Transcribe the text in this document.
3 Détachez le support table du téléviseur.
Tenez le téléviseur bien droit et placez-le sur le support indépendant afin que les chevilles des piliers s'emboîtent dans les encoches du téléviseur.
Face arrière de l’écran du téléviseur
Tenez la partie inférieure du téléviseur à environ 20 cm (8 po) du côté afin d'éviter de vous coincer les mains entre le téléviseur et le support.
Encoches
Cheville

• **What you are asked to do**
The records above are to be copied in full, exactly as written.

• **Finished answer**
Transcribe the text in this document.
3 Détachez le support table du téléviseur.
Tenez le téléviseur bien droit et placez-le sur le support indépendant afin que les chevilles des piliers s'emboîtent dans les encoches du téléviseur.
Face arrière de l’écran du téléviseur
Tenez la partie inférieure du téléviseur à environ 20 cm (8 po) du côté afin d'éviter de vous coincer les mains entre le téléviseur et le support.
Encoches
Cheville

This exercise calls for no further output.